Lines containing the string "Payload" are to be counted; report the total by itself.
▼▼▼
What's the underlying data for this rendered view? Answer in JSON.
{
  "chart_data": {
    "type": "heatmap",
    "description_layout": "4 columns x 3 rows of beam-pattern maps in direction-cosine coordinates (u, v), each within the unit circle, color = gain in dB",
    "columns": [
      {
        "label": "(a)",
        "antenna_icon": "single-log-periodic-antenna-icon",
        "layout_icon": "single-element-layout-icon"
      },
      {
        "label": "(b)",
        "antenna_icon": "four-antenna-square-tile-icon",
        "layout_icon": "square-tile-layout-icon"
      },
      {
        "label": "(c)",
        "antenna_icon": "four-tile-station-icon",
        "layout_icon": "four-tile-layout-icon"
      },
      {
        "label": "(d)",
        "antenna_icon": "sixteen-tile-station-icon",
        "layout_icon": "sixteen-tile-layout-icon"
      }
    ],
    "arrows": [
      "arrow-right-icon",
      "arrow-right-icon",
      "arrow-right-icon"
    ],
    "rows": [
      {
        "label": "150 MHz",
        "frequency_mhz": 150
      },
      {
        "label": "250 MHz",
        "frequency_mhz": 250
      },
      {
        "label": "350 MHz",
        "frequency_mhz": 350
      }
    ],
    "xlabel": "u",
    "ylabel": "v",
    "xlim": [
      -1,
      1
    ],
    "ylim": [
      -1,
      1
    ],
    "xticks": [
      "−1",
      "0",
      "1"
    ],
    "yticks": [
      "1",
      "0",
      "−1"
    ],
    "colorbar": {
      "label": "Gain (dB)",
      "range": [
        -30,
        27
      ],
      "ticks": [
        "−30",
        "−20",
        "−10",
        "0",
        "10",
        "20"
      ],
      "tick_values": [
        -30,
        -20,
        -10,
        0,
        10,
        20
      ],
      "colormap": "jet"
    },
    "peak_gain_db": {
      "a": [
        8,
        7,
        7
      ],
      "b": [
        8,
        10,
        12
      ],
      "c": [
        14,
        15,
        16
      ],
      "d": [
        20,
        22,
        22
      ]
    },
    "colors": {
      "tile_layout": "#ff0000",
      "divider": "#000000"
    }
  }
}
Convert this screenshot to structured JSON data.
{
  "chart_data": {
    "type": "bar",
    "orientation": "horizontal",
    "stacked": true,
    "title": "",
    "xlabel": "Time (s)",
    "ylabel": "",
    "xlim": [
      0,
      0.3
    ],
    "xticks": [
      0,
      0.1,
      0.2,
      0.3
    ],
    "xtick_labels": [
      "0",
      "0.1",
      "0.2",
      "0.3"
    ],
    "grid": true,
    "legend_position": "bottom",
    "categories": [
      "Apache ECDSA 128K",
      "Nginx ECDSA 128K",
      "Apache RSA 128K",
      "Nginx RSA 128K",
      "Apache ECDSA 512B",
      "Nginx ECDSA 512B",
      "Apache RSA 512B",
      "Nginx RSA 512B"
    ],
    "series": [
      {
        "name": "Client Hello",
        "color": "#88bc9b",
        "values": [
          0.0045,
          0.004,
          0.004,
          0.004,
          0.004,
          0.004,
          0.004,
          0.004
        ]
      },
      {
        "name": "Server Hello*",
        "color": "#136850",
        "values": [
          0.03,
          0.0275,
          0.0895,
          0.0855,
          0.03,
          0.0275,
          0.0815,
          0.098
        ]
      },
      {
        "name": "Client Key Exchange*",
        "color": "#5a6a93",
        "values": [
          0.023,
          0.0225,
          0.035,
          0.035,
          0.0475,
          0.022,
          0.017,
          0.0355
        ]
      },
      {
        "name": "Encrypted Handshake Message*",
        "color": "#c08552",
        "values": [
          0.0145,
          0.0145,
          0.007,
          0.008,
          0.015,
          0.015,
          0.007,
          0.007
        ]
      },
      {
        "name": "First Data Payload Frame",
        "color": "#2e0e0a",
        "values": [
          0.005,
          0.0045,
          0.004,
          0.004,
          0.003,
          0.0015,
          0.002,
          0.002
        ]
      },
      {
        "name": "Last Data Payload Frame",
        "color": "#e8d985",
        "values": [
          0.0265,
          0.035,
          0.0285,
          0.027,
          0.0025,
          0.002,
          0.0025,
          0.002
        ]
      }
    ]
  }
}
▲▲▲
* **Answer below**:
2